§ Dataset entries:
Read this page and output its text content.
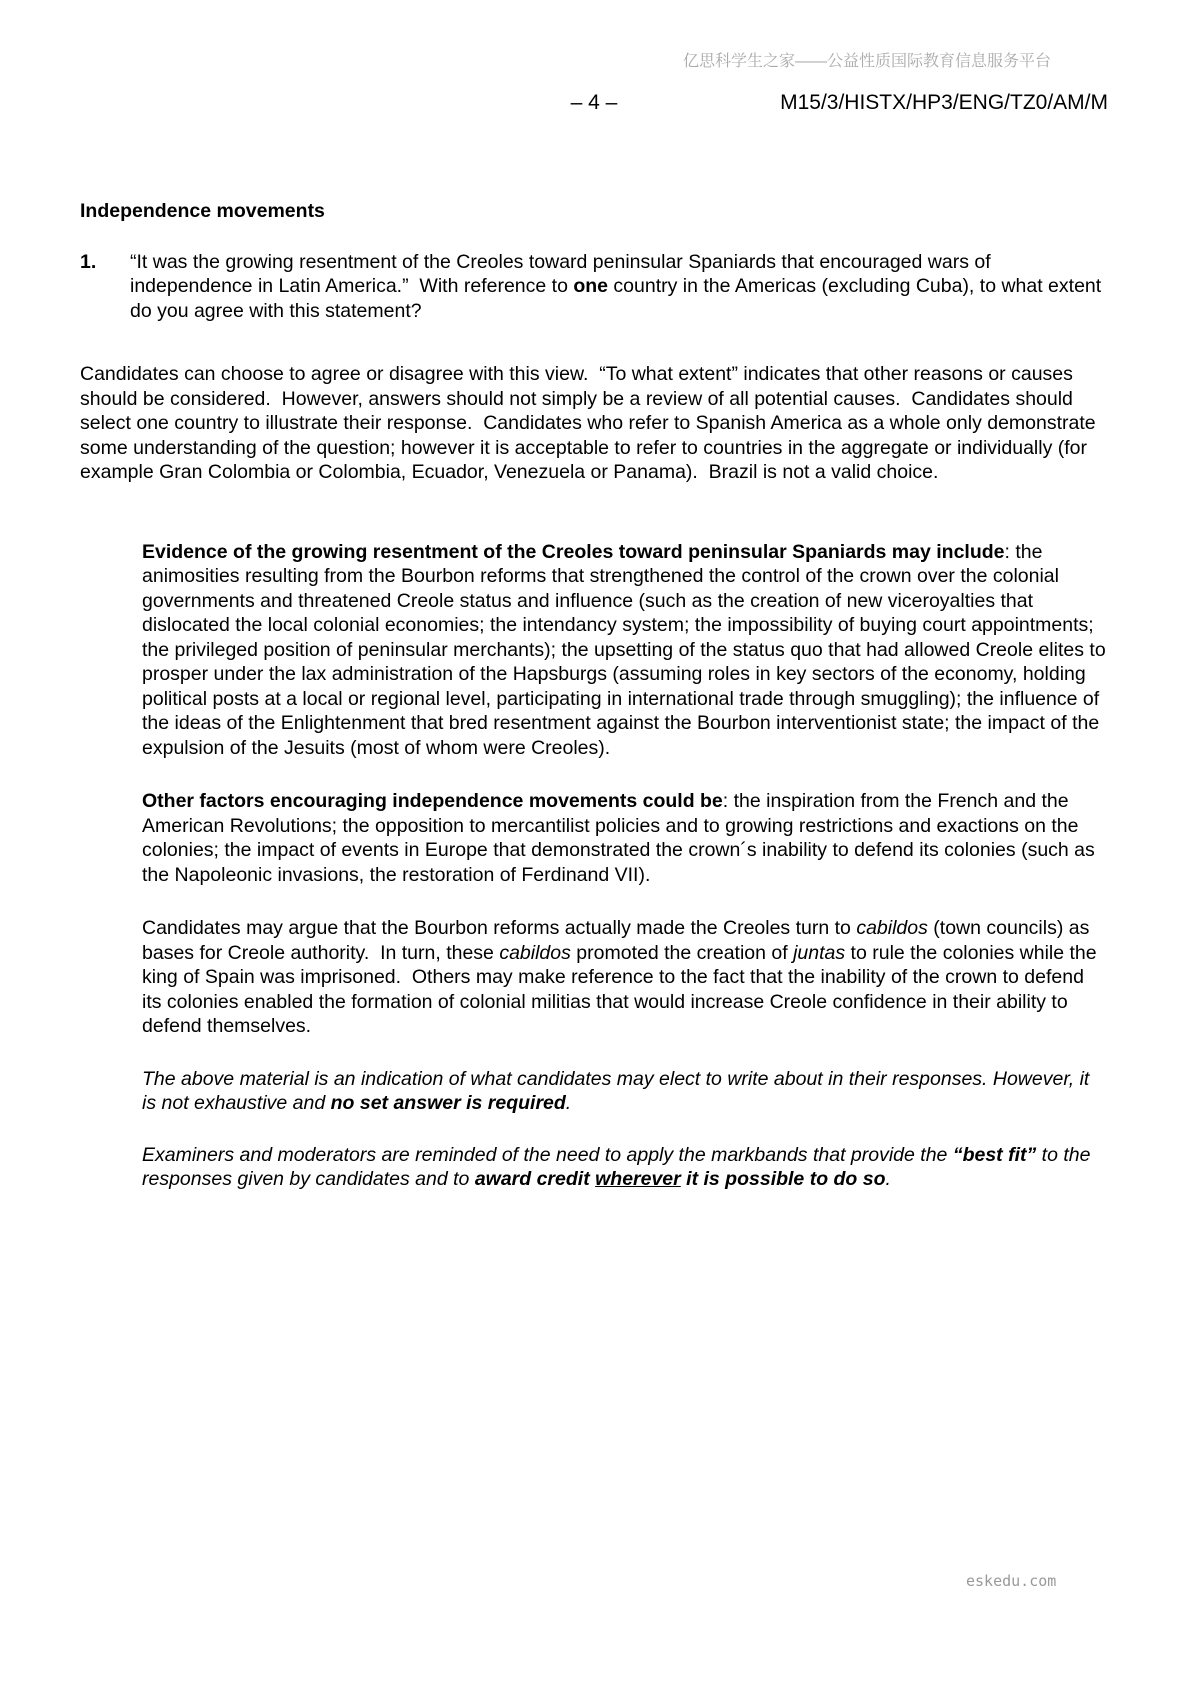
亿思科学生之家——公益性质国际教育信息服务平台
– 4 –	M15/3/HISTX/HP3/ENG/TZ0/AM/M
Independence movements
1.	“It was the growing resentment of the Creoles toward peninsular Spaniards that encouraged wars of independence in Latin America.”  With reference to one country in the Americas (excluding Cuba), to what extent do you agree with this statement?
Candidates can choose to agree or disagree with this view.  “To what extent” indicates that other reasons or causes should be considered.  However, answers should not simply be a review of all potential causes.  Candidates should select one country to illustrate their response.  Candidates who refer to Spanish America as a whole only demonstrate some understanding of the question; however it is acceptable to refer to countries in the aggregate or individually (for example Gran Colombia or Colombia, Ecuador, Venezuela or Panama).  Brazil is not a valid choice.
Evidence of the growing resentment of the Creoles toward peninsular Spaniards may include: the animosities resulting from the Bourbon reforms that strengthened the control of the crown over the colonial governments and threatened Creole status and influence (such as the creation of new viceroyalties that dislocated the local colonial economies; the intendancy system; the impossibility of buying court appointments; the privileged position of peninsular merchants); the upsetting of the status quo that had allowed Creole elites to prosper under the lax administration of the Hapsburgs (assuming roles in key sectors of the economy, holding political posts at a local or regional level, participating in international trade through smuggling); the influence of the ideas of the Enlightenment that bred resentment against the Bourbon interventionist state; the impact of the expulsion of the Jesuits (most of whom were Creoles).
Other factors encouraging independence movements could be: the inspiration from the French and the American Revolutions; the opposition to mercantilist policies and to growing restrictions and exactions on the colonies; the impact of events in Europe that demonstrated the crown´s inability to defend its colonies (such as the Napoleonic invasions, the restoration of Ferdinand VII).
Candidates may argue that the Bourbon reforms actually made the Creoles turn to cabildos (town councils) as bases for Creole authority.  In turn, these cabildos promoted the creation of juntas to rule the colonies while the king of Spain was imprisoned.  Others may make reference to the fact that the inability of the crown to defend its colonies enabled the formation of colonial militias that would increase Creole confidence in their ability to defend themselves.
The above material is an indication of what candidates may elect to write about in their responses. However, it is not exhaustive and no set answer is required.
Examiners and moderators are reminded of the need to apply the markbands that provide the “best fit” to the responses given by candidates and to award credit wherever it is possible to do so.
eskedu.com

§ YOUR OBJECTIVE: Reproduce each line of the records exactly, and omit every picture.

§ RESPONSE TO THE EXERCISE:
Read this page and output its text content.
亿思科学生之家——公益性质国际教育信息服务平台
– 4 –	M15/3/HISTX/HP3/ENG/TZ0/AM/M
Independence movements
1.	“It was the growing resentment of the Creoles toward peninsular Spaniards that encouraged wars of independence in Latin America.”  With reference to one country in the Americas (excluding Cuba), to what extent do you agree with this statement?
Candidates can choose to agree or disagree with this view.  “To what extent” indicates that other reasons or causes should be considered.  However, answers should not simply be a review of all potential causes.  Candidates should select one country to illustrate their response.  Candidates who refer to Spanish America as a whole only demonstrate some understanding of the question; however it is acceptable to refer to countries in the aggregate or individually (for example Gran Colombia or Colombia, Ecuador, Venezuela or Panama).  Brazil is not a valid choice.
Evidence of the growing resentment of the Creoles toward peninsular Spaniards may include: the animosities resulting from the Bourbon reforms that strengthened the control of the crown over the colonial governments and threatened Creole status and influence (such as the creation of new viceroyalties that dislocated the local colonial economies; the intendancy system; the impossibility of buying court appointments; the privileged position of peninsular merchants); the upsetting of the status quo that had allowed Creole elites to prosper under the lax administration of the Hapsburgs (assuming roles in key sectors of the economy, holding political posts at a local or regional level, participating in international trade through smuggling); the influence of the ideas of the Enlightenment that bred resentment against the Bourbon interventionist state; the impact of the expulsion of the Jesuits (most of whom were Creoles).
Other factors encouraging independence movements could be: the inspiration from the French and the American Revolutions; the opposition to mercantilist policies and to growing restrictions and exactions on the colonies; the impact of events in Europe that demonstrated the crown´s inability to defend its colonies (such as the Napoleonic invasions, the restoration of Ferdinand VII).
Candidates may argue that the Bourbon reforms actually made the Creoles turn to cabildos (town councils) as bases for Creole authority.  In turn, these cabildos promoted the creation of juntas to rule the colonies while the king of Spain was imprisoned.  Others may make reference to the fact that the inability of the crown to defend its colonies enabled the formation of colonial militias that would increase Creole confidence in their ability to defend themselves.
The above material is an indication of what candidates may elect to write about in their responses. However, it is not exhaustive and no set answer is required.
Examiners and moderators are reminded of the need to apply the markbands that provide the “best fit” to the responses given by candidates and to award credit wherever it is possible to do so.
eskedu.com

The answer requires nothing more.